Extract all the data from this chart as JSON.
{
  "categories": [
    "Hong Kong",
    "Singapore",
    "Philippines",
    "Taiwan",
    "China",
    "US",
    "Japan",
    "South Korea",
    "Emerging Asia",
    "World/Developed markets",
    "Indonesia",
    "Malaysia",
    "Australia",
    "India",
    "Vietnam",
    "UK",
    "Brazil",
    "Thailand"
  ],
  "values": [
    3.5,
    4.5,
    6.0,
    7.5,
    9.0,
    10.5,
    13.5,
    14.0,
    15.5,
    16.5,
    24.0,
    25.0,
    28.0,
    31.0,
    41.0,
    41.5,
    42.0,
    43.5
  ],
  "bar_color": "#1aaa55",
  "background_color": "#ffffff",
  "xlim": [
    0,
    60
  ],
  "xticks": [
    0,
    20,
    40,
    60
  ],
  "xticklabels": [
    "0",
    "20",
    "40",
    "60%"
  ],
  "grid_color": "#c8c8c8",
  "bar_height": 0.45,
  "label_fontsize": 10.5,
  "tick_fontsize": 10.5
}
***
__WHAT IS NEEDED__. Reproduce the data, keeping every line exactly the same.

__ANSWER TO THIS PROBLEM__.
Extract all the data from this chart as JSON.
{
  "categories": [
    "Hong Kong",
    "Singapore",
    "Philippines",
    "Taiwan",
    "China",
    "US",
    "Japan",
    "South Korea",
    "Emerging Asia",
    "World/Developed markets",
    "Indonesia",
    "Malaysia",
    "Australia",
    "India",
    "Vietnam",
    "UK",
    "Brazil",
    "Thailand"
  ],
  "values": [
    3.5,
    4.5,
    6.0,
    7.5,
    9.0,
    10.5,
    13.5,
    14.0,
    15.5,
    16.5,
    24.0,
    25.0,
    28.0,
    31.0,
    41.0,
    41.5,
    42.0,
    43.5
  ],
  "bar_color": "#1aaa55",
  "background_color": "#ffffff",
  "xlim": [
    0,
    60
  ],
  "xticks": [
    0,
    20,
    40,
    60
  ],
  "xticklabels": [
    "0",
    "20",
    "40",
    "60%"
  ],
  "grid_color": "#c8c8c8",
  "bar_height": 0.45,
  "label_fontsize": 10.5,
  "tick_fontsize": 10.5
}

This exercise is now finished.